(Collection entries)
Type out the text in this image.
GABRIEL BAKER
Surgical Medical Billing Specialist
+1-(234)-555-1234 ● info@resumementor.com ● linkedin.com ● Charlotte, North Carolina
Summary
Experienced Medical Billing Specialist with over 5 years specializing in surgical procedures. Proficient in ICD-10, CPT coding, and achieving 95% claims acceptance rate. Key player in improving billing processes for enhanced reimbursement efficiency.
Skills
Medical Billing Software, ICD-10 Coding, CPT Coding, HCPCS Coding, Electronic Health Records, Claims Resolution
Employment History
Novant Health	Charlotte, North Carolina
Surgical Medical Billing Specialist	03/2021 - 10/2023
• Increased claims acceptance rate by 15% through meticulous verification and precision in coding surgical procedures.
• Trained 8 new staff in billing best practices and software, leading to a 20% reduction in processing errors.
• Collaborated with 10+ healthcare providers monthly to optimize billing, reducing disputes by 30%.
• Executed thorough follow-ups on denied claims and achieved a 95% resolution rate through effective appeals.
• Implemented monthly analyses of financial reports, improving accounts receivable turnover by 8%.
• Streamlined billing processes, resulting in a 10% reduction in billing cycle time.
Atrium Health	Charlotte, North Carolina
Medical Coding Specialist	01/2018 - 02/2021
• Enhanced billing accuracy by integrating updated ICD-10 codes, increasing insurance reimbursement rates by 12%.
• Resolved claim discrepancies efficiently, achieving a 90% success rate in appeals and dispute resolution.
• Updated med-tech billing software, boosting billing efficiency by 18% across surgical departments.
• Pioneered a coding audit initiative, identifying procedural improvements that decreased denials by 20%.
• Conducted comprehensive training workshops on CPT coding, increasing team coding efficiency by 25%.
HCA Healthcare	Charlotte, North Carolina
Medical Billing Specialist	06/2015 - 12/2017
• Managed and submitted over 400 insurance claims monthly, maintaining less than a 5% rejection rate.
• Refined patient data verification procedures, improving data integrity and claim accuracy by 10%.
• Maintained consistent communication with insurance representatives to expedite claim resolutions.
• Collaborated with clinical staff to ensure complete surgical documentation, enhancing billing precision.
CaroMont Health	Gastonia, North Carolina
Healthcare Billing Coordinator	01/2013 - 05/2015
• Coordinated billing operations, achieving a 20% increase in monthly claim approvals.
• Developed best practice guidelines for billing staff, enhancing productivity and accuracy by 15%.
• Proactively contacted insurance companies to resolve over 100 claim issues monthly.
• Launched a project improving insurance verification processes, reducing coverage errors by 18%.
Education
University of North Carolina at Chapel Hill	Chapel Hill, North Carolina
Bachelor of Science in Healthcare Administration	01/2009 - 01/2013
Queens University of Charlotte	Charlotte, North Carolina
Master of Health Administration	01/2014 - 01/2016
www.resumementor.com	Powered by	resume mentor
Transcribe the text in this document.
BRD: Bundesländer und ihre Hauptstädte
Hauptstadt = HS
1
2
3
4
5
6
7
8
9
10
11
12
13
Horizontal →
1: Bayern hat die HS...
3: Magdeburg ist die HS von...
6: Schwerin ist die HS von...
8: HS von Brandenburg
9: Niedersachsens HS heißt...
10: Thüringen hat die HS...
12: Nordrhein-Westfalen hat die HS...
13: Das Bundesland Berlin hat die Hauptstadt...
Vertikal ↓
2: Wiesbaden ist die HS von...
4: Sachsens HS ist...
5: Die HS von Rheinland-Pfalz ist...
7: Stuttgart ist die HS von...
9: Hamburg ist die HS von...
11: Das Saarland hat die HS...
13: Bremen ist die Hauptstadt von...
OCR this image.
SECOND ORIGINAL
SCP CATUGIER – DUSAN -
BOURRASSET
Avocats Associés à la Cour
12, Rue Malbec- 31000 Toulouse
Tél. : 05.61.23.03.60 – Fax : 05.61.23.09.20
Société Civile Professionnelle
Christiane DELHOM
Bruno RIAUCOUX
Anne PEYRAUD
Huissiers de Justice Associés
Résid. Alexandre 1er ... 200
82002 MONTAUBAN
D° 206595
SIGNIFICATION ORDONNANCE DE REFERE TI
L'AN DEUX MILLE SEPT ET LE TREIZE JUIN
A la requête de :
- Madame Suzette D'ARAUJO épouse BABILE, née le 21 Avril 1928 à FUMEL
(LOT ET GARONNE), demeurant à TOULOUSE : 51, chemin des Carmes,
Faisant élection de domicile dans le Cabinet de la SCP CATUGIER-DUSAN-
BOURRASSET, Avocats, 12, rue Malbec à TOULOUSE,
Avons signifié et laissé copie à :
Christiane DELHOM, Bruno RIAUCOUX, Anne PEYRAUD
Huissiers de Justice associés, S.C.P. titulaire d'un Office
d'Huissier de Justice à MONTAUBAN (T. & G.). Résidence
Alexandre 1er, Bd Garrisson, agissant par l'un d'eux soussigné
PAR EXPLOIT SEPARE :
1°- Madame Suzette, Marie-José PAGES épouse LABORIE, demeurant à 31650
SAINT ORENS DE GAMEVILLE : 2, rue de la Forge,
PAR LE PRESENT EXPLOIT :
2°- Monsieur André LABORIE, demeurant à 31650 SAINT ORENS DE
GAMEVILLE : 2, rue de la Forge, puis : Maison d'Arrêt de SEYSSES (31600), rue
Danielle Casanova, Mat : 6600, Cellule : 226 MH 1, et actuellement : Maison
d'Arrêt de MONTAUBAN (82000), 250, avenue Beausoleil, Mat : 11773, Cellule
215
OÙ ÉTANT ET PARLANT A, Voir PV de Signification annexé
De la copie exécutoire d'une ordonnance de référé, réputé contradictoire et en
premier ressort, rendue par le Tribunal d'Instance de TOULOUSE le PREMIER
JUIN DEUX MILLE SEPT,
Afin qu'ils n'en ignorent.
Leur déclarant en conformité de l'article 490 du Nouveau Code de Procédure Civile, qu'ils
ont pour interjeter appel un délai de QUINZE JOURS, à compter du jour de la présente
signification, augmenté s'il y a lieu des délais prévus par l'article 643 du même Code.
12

**Your instructions:** Copy each line of the data above without altering a single character.

**Output of the task:**
Type out the text in this image.
GABRIEL BAKER
Surgical Medical Billing Specialist
+1-(234)-555-1234 ● info@resumementor.com ● linkedin.com ● Charlotte, North Carolina
Summary
Experienced Medical Billing Specialist with over 5 years specializing in surgical procedures. Proficient in ICD-10, CPT coding, and achieving 95% claims acceptance rate. Key player in improving billing processes for enhanced reimbursement efficiency.
Skills
Medical Billing Software, ICD-10 Coding, CPT Coding, HCPCS Coding, Electronic Health Records, Claims Resolution
Employment History
Novant Health	Charlotte, North Carolina
Surgical Medical Billing Specialist	03/2021 - 10/2023
• Increased claims acceptance rate by 15% through meticulous verification and precision in coding surgical procedures.
• Trained 8 new staff in billing best practices and software, leading to a 20% reduction in processing errors.
• Collaborated with 10+ healthcare providers monthly to optimize billing, reducing disputes by 30%.
• Executed thorough follow-ups on denied claims and achieved a 95% resolution rate through effective appeals.
• Implemented monthly analyses of financial reports, improving accounts receivable turnover by 8%.
• Streamlined billing processes, resulting in a 10% reduction in billing cycle time.
Atrium Health	Charlotte, North Carolina
Medical Coding Specialist	01/2018 - 02/2021
• Enhanced billing accuracy by integrating updated ICD-10 codes, increasing insurance reimbursement rates by 12%.
• Resolved claim discrepancies efficiently, achieving a 90% success rate in appeals and dispute resolution.
• Updated med-tech billing software, boosting billing efficiency by 18% across surgical departments.
• Pioneered a coding audit initiative, identifying procedural improvements that decreased denials by 20%.
• Conducted comprehensive training workshops on CPT coding, increasing team coding efficiency by 25%.
HCA Healthcare	Charlotte, North Carolina
Medical Billing Specialist	06/2015 - 12/2017
• Managed and submitted over 400 insurance claims monthly, maintaining less than a 5% rejection rate.
• Refined patient data verification procedures, improving data integrity and claim accuracy by 10%.
• Maintained consistent communication with insurance representatives to expedite claim resolutions.
• Collaborated with clinical staff to ensure complete surgical documentation, enhancing billing precision.
CaroMont Health	Gastonia, North Carolina
Healthcare Billing Coordinator	01/2013 - 05/2015
• Coordinated billing operations, achieving a 20% increase in monthly claim approvals.
• Developed best practice guidelines for billing staff, enhancing productivity and accuracy by 15%.
• Proactively contacted insurance companies to resolve over 100 claim issues monthly.
• Launched a project improving insurance verification processes, reducing coverage errors by 18%.
Education
University of North Carolina at Chapel Hill	Chapel Hill, North Carolina
Bachelor of Science in Healthcare Administration	01/2009 - 01/2013
Queens University of Charlotte	Charlotte, North Carolina
Master of Health Administration	01/2014 - 01/2016
www.resumementor.com	Powered by	resume mentor
Transcribe the text in this document.
BRD: Bundesländer und ihre Hauptstädte
Hauptstadt = HS
1
2
3
4
5
6
7
8
9
10
11
12
13
Horizontal →
1: Bayern hat die HS...
3: Magdeburg ist die HS von...
6: Schwerin ist die HS von...
8: HS von Brandenburg
9: Niedersachsens HS heißt...
10: Thüringen hat die HS...
12: Nordrhein-Westfalen hat die HS...
13: Das Bundesland Berlin hat die Hauptstadt...
Vertikal ↓
2: Wiesbaden ist die HS von...
4: Sachsens HS ist...
5: Die HS von Rheinland-Pfalz ist...
7: Stuttgart ist die HS von...
9: Hamburg ist die HS von...
11: Das Saarland hat die HS...
13: Bremen ist die Hauptstadt von...
OCR this image.
SECOND ORIGINAL
SCP CATUGIER – DUSAN -
BOURRASSET
Avocats Associés à la Cour
12, Rue Malbec- 31000 Toulouse
Tél. : 05.61.23.03.60 – Fax : 05.61.23.09.20
Société Civile Professionnelle
Christiane DELHOM
Bruno RIAUCOUX
Anne PEYRAUD
Huissiers de Justice Associés
Résid. Alexandre 1er ... 200
82002 MONTAUBAN
D° 206595
SIGNIFICATION ORDONNANCE DE REFERE TI
L'AN DEUX MILLE SEPT ET LE TREIZE JUIN
A la requête de :
- Madame Suzette D'ARAUJO épouse BABILE, née le 21 Avril 1928 à FUMEL
(LOT ET GARONNE), demeurant à TOULOUSE : 51, chemin des Carmes,
Faisant élection de domicile dans le Cabinet de la SCP CATUGIER-DUSAN-
BOURRASSET, Avocats, 12, rue Malbec à TOULOUSE,
Avons signifié et laissé copie à :
Christiane DELHOM, Bruno RIAUCOUX, Anne PEYRAUD
Huissiers de Justice associés, S.C.P. titulaire d'un Office
d'Huissier de Justice à MONTAUBAN (T. & G.). Résidence
Alexandre 1er, Bd Garrisson, agissant par l'un d'eux soussigné
PAR EXPLOIT SEPARE :
1°- Madame Suzette, Marie-José PAGES épouse LABORIE, demeurant à 31650
SAINT ORENS DE GAMEVILLE : 2, rue de la Forge,
PAR LE PRESENT EXPLOIT :
2°- Monsieur André LABORIE, demeurant à 31650 SAINT ORENS DE
GAMEVILLE : 2, rue de la Forge, puis : Maison d'Arrêt de SEYSSES (31600), rue
Danielle Casanova, Mat : 6600, Cellule : 226 MH 1, et actuellement : Maison
d'Arrêt de MONTAUBAN (82000), 250, avenue Beausoleil, Mat : 11773, Cellule
215
OÙ ÉTANT ET PARLANT A, Voir PV de Signification annexé
De la copie exécutoire d'une ordonnance de référé, réputé contradictoire et en
premier ressort, rendue par le Tribunal d'Instance de TOULOUSE le PREMIER
JUIN DEUX MILLE SEPT,
Afin qu'ils n'en ignorent.
Leur déclarant en conformité de l'article 490 du Nouveau Code de Procédure Civile, qu'ils
ont pour interjeter appel un délai de QUINZE JOURS, à compter du jour de la présente
signification, augmenté s'il y a lieu des délais prévus par l'article 643 du même Code.
12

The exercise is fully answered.